- [ENTRIES SUPPLIED]:
________

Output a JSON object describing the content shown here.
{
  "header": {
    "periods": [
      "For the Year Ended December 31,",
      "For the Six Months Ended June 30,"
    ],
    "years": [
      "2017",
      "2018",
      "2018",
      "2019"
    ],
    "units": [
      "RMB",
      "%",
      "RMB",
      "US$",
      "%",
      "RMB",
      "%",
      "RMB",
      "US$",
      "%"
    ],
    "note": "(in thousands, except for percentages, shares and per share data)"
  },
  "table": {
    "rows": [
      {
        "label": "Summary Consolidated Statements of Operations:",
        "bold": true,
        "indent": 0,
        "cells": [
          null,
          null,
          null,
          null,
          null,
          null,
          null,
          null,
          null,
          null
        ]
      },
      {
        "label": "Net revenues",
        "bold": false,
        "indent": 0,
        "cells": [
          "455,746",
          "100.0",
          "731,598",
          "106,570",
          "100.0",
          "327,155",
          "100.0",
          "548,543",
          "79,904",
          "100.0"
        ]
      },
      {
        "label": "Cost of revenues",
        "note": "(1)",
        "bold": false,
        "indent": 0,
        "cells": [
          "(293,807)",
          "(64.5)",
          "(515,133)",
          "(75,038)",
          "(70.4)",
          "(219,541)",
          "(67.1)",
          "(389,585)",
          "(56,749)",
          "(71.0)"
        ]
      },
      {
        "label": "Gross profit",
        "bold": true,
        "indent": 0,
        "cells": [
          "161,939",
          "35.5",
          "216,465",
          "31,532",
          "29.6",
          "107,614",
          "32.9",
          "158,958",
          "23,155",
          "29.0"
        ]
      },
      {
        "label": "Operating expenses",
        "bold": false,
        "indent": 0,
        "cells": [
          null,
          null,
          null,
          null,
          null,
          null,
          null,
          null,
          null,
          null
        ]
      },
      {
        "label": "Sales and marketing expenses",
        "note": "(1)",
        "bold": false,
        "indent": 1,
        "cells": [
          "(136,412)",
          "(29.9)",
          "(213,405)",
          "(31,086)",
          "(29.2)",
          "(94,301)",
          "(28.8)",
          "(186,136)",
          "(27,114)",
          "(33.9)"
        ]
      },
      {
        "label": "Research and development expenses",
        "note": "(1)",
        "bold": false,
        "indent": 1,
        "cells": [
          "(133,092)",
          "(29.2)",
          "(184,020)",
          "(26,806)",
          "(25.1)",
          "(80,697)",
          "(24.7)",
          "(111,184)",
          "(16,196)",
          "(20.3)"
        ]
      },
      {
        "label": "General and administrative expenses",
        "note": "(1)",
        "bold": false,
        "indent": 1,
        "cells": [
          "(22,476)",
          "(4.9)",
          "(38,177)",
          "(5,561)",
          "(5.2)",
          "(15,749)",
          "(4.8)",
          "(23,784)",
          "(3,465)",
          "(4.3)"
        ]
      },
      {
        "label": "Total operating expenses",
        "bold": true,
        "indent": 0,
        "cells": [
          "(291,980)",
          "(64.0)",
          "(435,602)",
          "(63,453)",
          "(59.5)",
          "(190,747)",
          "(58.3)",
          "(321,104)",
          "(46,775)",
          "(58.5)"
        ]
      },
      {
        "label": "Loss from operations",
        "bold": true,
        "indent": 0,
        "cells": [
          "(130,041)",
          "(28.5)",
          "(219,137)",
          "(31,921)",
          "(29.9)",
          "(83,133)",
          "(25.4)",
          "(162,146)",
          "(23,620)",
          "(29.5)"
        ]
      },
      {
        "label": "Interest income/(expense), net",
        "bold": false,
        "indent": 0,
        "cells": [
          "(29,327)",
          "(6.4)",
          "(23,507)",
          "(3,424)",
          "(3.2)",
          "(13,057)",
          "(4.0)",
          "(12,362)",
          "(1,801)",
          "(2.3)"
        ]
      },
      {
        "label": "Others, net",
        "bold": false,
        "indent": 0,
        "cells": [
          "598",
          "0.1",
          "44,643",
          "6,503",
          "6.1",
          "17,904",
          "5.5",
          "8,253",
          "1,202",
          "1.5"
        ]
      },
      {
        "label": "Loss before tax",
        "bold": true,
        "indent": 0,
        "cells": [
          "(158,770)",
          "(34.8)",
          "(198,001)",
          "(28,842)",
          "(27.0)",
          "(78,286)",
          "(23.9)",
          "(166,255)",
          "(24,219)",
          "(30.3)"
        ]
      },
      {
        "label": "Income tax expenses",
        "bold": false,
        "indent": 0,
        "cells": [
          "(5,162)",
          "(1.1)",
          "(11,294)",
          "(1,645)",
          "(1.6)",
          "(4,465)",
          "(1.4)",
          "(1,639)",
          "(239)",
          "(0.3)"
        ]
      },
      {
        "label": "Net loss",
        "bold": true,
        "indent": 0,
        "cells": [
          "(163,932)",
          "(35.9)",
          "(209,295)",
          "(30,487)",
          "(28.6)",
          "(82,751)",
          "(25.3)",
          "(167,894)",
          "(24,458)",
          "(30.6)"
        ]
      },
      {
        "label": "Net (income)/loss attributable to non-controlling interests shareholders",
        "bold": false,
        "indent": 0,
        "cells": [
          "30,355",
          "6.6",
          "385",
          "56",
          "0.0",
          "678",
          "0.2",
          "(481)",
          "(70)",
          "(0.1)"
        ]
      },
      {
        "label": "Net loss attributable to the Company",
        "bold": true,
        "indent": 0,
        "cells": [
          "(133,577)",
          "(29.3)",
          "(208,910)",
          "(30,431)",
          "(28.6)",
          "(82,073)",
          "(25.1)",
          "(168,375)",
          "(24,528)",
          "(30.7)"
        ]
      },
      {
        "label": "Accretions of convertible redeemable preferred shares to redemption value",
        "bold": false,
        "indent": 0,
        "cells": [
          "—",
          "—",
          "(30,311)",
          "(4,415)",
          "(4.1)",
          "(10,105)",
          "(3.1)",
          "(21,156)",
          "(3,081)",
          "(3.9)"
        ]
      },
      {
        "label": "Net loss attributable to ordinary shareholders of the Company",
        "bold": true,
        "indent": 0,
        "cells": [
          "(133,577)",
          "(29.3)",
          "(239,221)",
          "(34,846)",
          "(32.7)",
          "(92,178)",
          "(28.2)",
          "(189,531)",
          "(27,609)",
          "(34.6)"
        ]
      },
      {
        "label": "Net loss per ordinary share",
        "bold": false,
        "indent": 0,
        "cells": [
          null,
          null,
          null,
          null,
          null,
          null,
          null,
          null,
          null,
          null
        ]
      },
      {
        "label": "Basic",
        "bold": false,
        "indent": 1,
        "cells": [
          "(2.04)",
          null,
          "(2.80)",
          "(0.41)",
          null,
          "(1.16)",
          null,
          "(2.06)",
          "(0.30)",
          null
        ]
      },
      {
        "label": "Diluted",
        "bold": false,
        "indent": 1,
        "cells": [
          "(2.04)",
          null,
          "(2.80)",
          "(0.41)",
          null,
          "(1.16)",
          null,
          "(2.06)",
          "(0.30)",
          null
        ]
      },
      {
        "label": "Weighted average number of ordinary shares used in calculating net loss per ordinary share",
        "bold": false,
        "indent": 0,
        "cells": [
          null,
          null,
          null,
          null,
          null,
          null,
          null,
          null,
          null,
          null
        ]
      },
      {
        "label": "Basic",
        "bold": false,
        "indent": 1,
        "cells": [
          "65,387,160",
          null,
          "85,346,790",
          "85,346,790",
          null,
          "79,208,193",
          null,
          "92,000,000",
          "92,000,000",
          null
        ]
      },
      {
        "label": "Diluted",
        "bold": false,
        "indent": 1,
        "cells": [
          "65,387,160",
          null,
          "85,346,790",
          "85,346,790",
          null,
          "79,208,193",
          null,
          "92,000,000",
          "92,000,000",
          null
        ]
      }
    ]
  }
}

________

- [SET TASK]: Please quote every record above exactly as it appears.

- [EXERCISE ANSWER]:
Output a JSON object describing the content shown here.
{
  "header": {
    "periods": [
      "For the Year Ended December 31,",
      "For the Six Months Ended June 30,"
    ],
    "years": [
      "2017",
      "2018",
      "2018",
      "2019"
    ],
    "units": [
      "RMB",
      "%",
      "RMB",
      "US$",
      "%",
      "RMB",
      "%",
      "RMB",
      "US$",
      "%"
    ],
    "note": "(in thousands, except for percentages, shares and per share data)"
  },
  "table": {
    "rows": [
      {
        "label": "Summary Consolidated Statements of Operations:",
        "bold": true,
        "indent": 0,
        "cells": [
          null,
          null,
          null,
          null,
          null,
          null,
          null,
          null,
          null,
          null
        ]
      },
      {
        "label": "Net revenues",
        "bold": false,
        "indent": 0,
        "cells": [
          "455,746",
          "100.0",
          "731,598",
          "106,570",
          "100.0",
          "327,155",
          "100.0",
          "548,543",
          "79,904",
          "100.0"
        ]
      },
      {
        "label": "Cost of revenues",
        "note": "(1)",
        "bold": false,
        "indent": 0,
        "cells": [
          "(293,807)",
          "(64.5)",
          "(515,133)",
          "(75,038)",
          "(70.4)",
          "(219,541)",
          "(67.1)",
          "(389,585)",
          "(56,749)",
          "(71.0)"
        ]
      },
      {
        "label": "Gross profit",
        "bold": true,
        "indent": 0,
        "cells": [
          "161,939",
          "35.5",
          "216,465",
          "31,532",
          "29.6",
          "107,614",
          "32.9",
          "158,958",
          "23,155",
          "29.0"
        ]
      },
      {
        "label": "Operating expenses",
        "bold": false,
        "indent": 0,
        "cells": [
          null,
          null,
          null,
          null,
          null,
          null,
          null,
          null,
          null,
          null
        ]
      },
      {
        "label": "Sales and marketing expenses",
        "note": "(1)",
        "bold": false,
        "indent": 1,
        "cells": [
          "(136,412)",
          "(29.9)",
          "(213,405)",
          "(31,086)",
          "(29.2)",
          "(94,301)",
          "(28.8)",
          "(186,136)",
          "(27,114)",
          "(33.9)"
        ]
      },
      {
        "label": "Research and development expenses",
        "note": "(1)",
        "bold": false,
        "indent": 1,
        "cells": [
          "(133,092)",
          "(29.2)",
          "(184,020)",
          "(26,806)",
          "(25.1)",
          "(80,697)",
          "(24.7)",
          "(111,184)",
          "(16,196)",
          "(20.3)"
        ]
      },
      {
        "label": "General and administrative expenses",
        "note": "(1)",
        "bold": false,
        "indent": 1,
        "cells": [
          "(22,476)",
          "(4.9)",
          "(38,177)",
          "(5,561)",
          "(5.2)",
          "(15,749)",
          "(4.8)",
          "(23,784)",
          "(3,465)",
          "(4.3)"
        ]
      },
      {
        "label": "Total operating expenses",
        "bold": true,
        "indent": 0,
        "cells": [
          "(291,980)",
          "(64.0)",
          "(435,602)",
          "(63,453)",
          "(59.5)",
          "(190,747)",
          "(58.3)",
          "(321,104)",
          "(46,775)",
          "(58.5)"
        ]
      },
      {
        "label": "Loss from operations",
        "bold": true,
        "indent": 0,
        "cells": [
          "(130,041)",
          "(28.5)",
          "(219,137)",
          "(31,921)",
          "(29.9)",
          "(83,133)",
          "(25.4)",
          "(162,146)",
          "(23,620)",
          "(29.5)"
        ]
      },
      {
        "label": "Interest income/(expense), net",
        "bold": false,
        "indent": 0,
        "cells": [
          "(29,327)",
          "(6.4)",
          "(23,507)",
          "(3,424)",
          "(3.2)",
          "(13,057)",
          "(4.0)",
          "(12,362)",
          "(1,801)",
          "(2.3)"
        ]
      },
      {
        "label": "Others, net",
        "bold": false,
        "indent": 0,
        "cells": [
          "598",
          "0.1",
          "44,643",
          "6,503",
          "6.1",
          "17,904",
          "5.5",
          "8,253",
          "1,202",
          "1.5"
        ]
      },
      {
        "label": "Loss before tax",
        "bold": true,
        "indent": 0,
        "cells": [
          "(158,770)",
          "(34.8)",
          "(198,001)",
          "(28,842)",
          "(27.0)",
          "(78,286)",
          "(23.9)",
          "(166,255)",
          "(24,219)",
          "(30.3)"
        ]
      },
      {
        "label": "Income tax expenses",
        "bold": false,
        "indent": 0,
        "cells": [
          "(5,162)",
          "(1.1)",
          "(11,294)",
          "(1,645)",
          "(1.6)",
          "(4,465)",
          "(1.4)",
          "(1,639)",
          "(239)",
          "(0.3)"
        ]
      },
      {
        "label": "Net loss",
        "bold": true,
        "indent": 0,
        "cells": [
          "(163,932)",
          "(35.9)",
          "(209,295)",
          "(30,487)",
          "(28.6)",
          "(82,751)",
          "(25.3)",
          "(167,894)",
          "(24,458)",
          "(30.6)"
        ]
      },
      {
        "label": "Net (income)/loss attributable to non-controlling interests shareholders",
        "bold": false,
        "indent": 0,
        "cells": [
          "30,355",
          "6.6",
          "385",
          "56",
          "0.0",
          "678",
          "0.2",
          "(481)",
          "(70)",
          "(0.1)"
        ]
      },
      {
        "label": "Net loss attributable to the Company",
        "bold": true,
        "indent": 0,
        "cells": [
          "(133,577)",
          "(29.3)",
          "(208,910)",
          "(30,431)",
          "(28.6)",
          "(82,073)",
          "(25.1)",
          "(168,375)",
          "(24,528)",
          "(30.7)"
        ]
      },
      {
        "label": "Accretions of convertible redeemable preferred shares to redemption value",
        "bold": false,
        "indent": 0,
        "cells": [
          "—",
          "—",
          "(30,311)",
          "(4,415)",
          "(4.1)",
          "(10,105)",
          "(3.1)",
          "(21,156)",
          "(3,081)",
          "(3.9)"
        ]
      },
      {
        "label": "Net loss attributable to ordinary shareholders of the Company",
        "bold": true,
        "indent": 0,
        "cells": [
          "(133,577)",
          "(29.3)",
          "(239,221)",
          "(34,846)",
          "(32.7)",
          "(92,178)",
          "(28.2)",
          "(189,531)",
          "(27,609)",
          "(34.6)"
        ]
      },
      {
        "label": "Net loss per ordinary share",
        "bold": false,
        "indent": 0,
        "cells": [
          null,
          null,
          null,
          null,
          null,
          null,
          null,
          null,
          null,
          null
        ]
      },
      {
        "label": "Basic",
        "bold": false,
        "indent": 1,
        "cells": [
          "(2.04)",
          null,
          "(2.80)",
          "(0.41)",
          null,
          "(1.16)",
          null,
          "(2.06)",
          "(0.30)",
          null
        ]
      },
      {
        "label": "Diluted",
        "bold": false,
        "indent": 1,
        "cells": [
          "(2.04)",
          null,
          "(2.80)",
          "(0.41)",
          null,
          "(1.16)",
          null,
          "(2.06)",
          "(0.30)",
          null
        ]
      },
      {
        "label": "Weighted average number of ordinary shares used in calculating net loss per ordinary share",
        "bold": false,
        "indent": 0,
        "cells": [
          null,
          null,
          null,
          null,
          null,
          null,
          null,
          null,
          null,
          null
        ]
      },
      {
        "label": "Basic",
        "bold": false,
        "indent": 1,
        "cells": [
          "65,387,160",
          null,
          "85,346,790",
          "85,346,790",
          null,
          "79,208,193",
          null,
          "92,000,000",
          "92,000,000",
          null
        ]
      },
      {
        "label": "Diluted",
        "bold": false,
        "indent": 1,
        "cells": [
          "65,387,160",
          null,
          "85,346,790",
          "85,346,790",
          null,
          "79,208,193",
          null,
          "92,000,000",
          "92,000,000",
          null
        ]
      }
    ]
  }
}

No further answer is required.